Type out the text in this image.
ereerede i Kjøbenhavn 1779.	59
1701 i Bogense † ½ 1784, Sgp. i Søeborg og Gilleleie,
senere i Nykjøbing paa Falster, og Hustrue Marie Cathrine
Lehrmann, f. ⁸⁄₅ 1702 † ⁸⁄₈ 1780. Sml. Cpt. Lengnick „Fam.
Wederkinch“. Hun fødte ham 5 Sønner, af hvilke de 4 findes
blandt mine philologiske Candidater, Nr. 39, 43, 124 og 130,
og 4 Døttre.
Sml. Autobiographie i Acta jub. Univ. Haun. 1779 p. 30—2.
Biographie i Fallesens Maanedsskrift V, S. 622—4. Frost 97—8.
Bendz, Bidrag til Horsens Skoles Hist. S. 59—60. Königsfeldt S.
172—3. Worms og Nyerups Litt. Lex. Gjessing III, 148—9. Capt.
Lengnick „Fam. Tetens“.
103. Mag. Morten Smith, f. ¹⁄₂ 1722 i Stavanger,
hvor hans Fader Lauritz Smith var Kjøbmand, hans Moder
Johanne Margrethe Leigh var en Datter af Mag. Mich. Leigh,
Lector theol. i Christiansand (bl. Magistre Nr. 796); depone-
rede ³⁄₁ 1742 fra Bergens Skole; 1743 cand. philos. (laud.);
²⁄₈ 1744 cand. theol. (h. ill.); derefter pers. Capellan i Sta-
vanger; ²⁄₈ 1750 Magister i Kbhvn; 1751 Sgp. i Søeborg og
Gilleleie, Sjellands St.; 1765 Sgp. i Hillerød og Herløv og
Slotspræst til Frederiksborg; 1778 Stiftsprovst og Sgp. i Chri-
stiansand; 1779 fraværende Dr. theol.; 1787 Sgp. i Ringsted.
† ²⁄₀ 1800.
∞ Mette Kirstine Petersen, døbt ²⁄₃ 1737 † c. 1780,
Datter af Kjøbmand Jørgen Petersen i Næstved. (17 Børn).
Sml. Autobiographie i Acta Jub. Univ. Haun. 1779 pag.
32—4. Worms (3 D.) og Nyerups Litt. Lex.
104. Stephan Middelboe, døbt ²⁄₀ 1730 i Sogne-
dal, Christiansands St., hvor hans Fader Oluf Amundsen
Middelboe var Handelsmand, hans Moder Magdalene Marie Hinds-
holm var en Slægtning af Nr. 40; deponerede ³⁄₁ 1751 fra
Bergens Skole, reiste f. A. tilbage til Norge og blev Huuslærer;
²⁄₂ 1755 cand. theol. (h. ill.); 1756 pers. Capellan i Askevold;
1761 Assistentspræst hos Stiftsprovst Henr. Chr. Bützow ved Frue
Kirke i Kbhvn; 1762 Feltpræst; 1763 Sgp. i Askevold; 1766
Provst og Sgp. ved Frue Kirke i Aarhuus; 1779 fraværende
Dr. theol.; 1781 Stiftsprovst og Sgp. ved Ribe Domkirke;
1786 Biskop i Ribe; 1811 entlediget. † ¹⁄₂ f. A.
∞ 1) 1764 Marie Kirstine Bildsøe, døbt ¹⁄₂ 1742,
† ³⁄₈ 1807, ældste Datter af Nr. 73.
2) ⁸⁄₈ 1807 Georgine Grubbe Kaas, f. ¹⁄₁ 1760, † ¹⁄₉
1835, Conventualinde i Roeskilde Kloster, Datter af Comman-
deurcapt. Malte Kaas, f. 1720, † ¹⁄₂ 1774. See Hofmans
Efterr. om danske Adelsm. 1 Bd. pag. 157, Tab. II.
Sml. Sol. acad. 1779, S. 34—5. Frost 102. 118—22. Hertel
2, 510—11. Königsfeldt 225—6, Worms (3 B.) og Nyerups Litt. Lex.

TASK DETAILS
Reproduce the material in full, with no word added or dropped.

THE COMPLETED TASK
Type out the text in this image.
ereerede i Kjøbenhavn 1779.	59
1701 i Bogense † ½ 1784, Sgp. i Søeborg og Gilleleie,
senere i Nykjøbing paa Falster, og Hustrue Marie Cathrine
Lehrmann, f. ⁸⁄₅ 1702 † ⁸⁄₈ 1780. Sml. Cpt. Lengnick „Fam.
Wederkinch“. Hun fødte ham 5 Sønner, af hvilke de 4 findes
blandt mine philologiske Candidater, Nr. 39, 43, 124 og 130,
og 4 Døttre.
Sml. Autobiographie i Acta jub. Univ. Haun. 1779 p. 30—2.
Biographie i Fallesens Maanedsskrift V, S. 622—4. Frost 97—8.
Bendz, Bidrag til Horsens Skoles Hist. S. 59—60. Königsfeldt S.
172—3. Worms og Nyerups Litt. Lex. Gjessing III, 148—9. Capt.
Lengnick „Fam. Tetens“.
103. Mag. Morten Smith, f. ¹⁄₂ 1722 i Stavanger,
hvor hans Fader Lauritz Smith var Kjøbmand, hans Moder
Johanne Margrethe Leigh var en Datter af Mag. Mich. Leigh,
Lector theol. i Christiansand (bl. Magistre Nr. 796); depone-
rede ³⁄₁ 1742 fra Bergens Skole; 1743 cand. philos. (laud.);
²⁄₈ 1744 cand. theol. (h. ill.); derefter pers. Capellan i Sta-
vanger; ²⁄₈ 1750 Magister i Kbhvn; 1751 Sgp. i Søeborg og
Gilleleie, Sjellands St.; 1765 Sgp. i Hillerød og Herløv og
Slotspræst til Frederiksborg; 1778 Stiftsprovst og Sgp. i Chri-
stiansand; 1779 fraværende Dr. theol.; 1787 Sgp. i Ringsted.
† ²⁄₀ 1800.
∞ Mette Kirstine Petersen, døbt ²⁄₃ 1737 † c. 1780,
Datter af Kjøbmand Jørgen Petersen i Næstved. (17 Børn).
Sml. Autobiographie i Acta Jub. Univ. Haun. 1779 pag.
32—4. Worms (3 D.) og Nyerups Litt. Lex.
104. Stephan Middelboe, døbt ²⁄₀ 1730 i Sogne-
dal, Christiansands St., hvor hans Fader Oluf Amundsen
Middelboe var Handelsmand, hans Moder Magdalene Marie Hinds-
holm var en Slægtning af Nr. 40; deponerede ³⁄₁ 1751 fra
Bergens Skole, reiste f. A. tilbage til Norge og blev Huuslærer;
²⁄₂ 1755 cand. theol. (h. ill.); 1756 pers. Capellan i Askevold;
1761 Assistentspræst hos Stiftsprovst Henr. Chr. Bützow ved Frue
Kirke i Kbhvn; 1762 Feltpræst; 1763 Sgp. i Askevold; 1766
Provst og Sgp. ved Frue Kirke i Aarhuus; 1779 fraværende
Dr. theol.; 1781 Stiftsprovst og Sgp. ved Ribe Domkirke;
1786 Biskop i Ribe; 1811 entlediget. † ¹⁄₂ f. A.
∞ 1) 1764 Marie Kirstine Bildsøe, døbt ¹⁄₂ 1742,
† ³⁄₈ 1807, ældste Datter af Nr. 73.
2) ⁸⁄₈ 1807 Georgine Grubbe Kaas, f. ¹⁄₁ 1760, † ¹⁄₉
1835, Conventualinde i Roeskilde Kloster, Datter af Comman-
deurcapt. Malte Kaas, f. 1720, † ¹⁄₂ 1774. See Hofmans
Efterr. om danske Adelsm. 1 Bd. pag. 157, Tab. II.
Sml. Sol. acad. 1779, S. 34—5. Frost 102. 118—22. Hertel
2, 510—11. Königsfeldt 225—6, Worms (3 B.) og Nyerups Litt. Lex.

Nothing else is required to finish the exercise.